**Instructions for the task:** Transcribe the whole listing below without changing a word, but leave out every image.

**Stored data:**
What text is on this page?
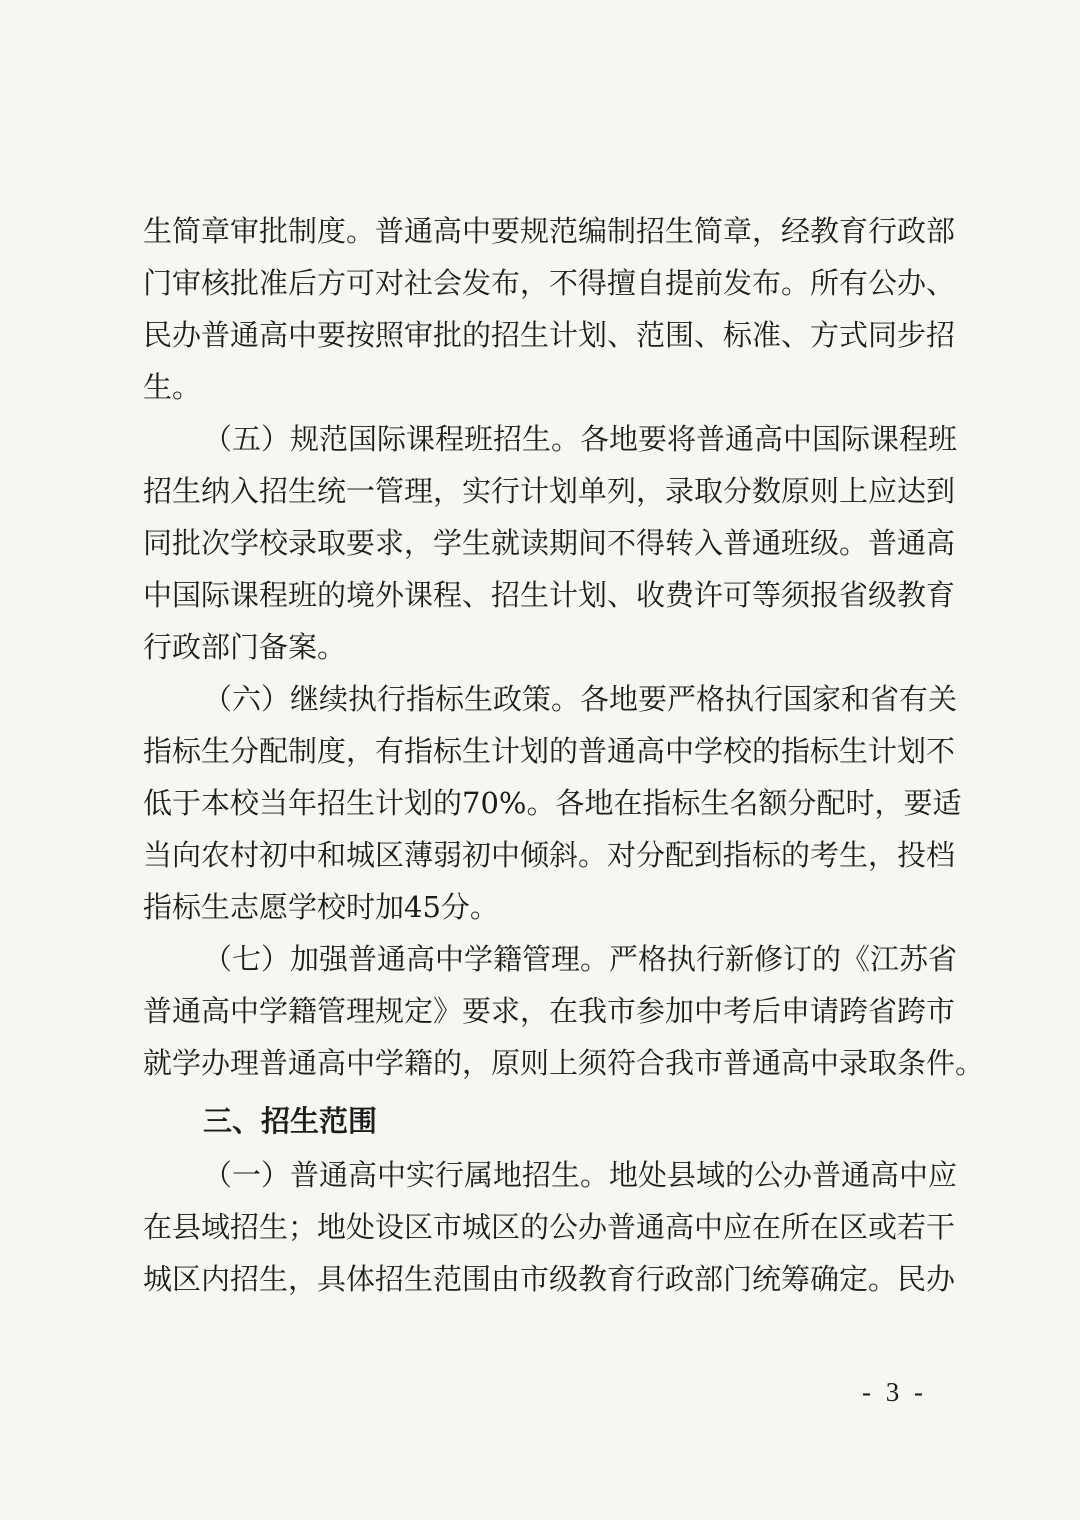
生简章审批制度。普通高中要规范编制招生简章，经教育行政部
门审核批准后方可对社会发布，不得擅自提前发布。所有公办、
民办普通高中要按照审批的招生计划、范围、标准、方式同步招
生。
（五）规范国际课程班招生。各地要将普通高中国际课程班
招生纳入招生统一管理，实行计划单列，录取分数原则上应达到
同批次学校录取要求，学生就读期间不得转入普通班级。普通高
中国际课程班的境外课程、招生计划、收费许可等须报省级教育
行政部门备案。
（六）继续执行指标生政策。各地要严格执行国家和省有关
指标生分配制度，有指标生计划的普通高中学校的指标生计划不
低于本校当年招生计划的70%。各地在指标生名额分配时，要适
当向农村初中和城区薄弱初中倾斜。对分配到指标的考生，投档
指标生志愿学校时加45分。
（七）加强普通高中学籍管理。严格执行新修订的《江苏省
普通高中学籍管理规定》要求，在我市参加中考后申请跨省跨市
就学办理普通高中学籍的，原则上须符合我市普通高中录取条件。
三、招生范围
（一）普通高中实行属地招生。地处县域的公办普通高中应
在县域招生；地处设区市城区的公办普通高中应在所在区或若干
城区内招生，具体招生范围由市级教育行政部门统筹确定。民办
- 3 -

**Reply:**
What text is on this page?
生简章审批制度。普通高中要规范编制招生简章，经教育行政部
门审核批准后方可对社会发布，不得擅自提前发布。所有公办、
民办普通高中要按照审批的招生计划、范围、标准、方式同步招
生。
（五）规范国际课程班招生。各地要将普通高中国际课程班
招生纳入招生统一管理，实行计划单列，录取分数原则上应达到
同批次学校录取要求，学生就读期间不得转入普通班级。普通高
中国际课程班的境外课程、招生计划、收费许可等须报省级教育
行政部门备案。
（六）继续执行指标生政策。各地要严格执行国家和省有关
指标生分配制度，有指标生计划的普通高中学校的指标生计划不
低于本校当年招生计划的70%。各地在指标生名额分配时，要适
当向农村初中和城区薄弱初中倾斜。对分配到指标的考生，投档
指标生志愿学校时加45分。
（七）加强普通高中学籍管理。严格执行新修订的《江苏省
普通高中学籍管理规定》要求，在我市参加中考后申请跨省跨市
就学办理普通高中学籍的，原则上须符合我市普通高中录取条件。
三、招生范围
（一）普通高中实行属地招生。地处县域的公办普通高中应
在县域招生；地处设区市城区的公办普通高中应在所在区或若干
城区内招生，具体招生范围由市级教育行政部门统筹确定。民办
- 3 -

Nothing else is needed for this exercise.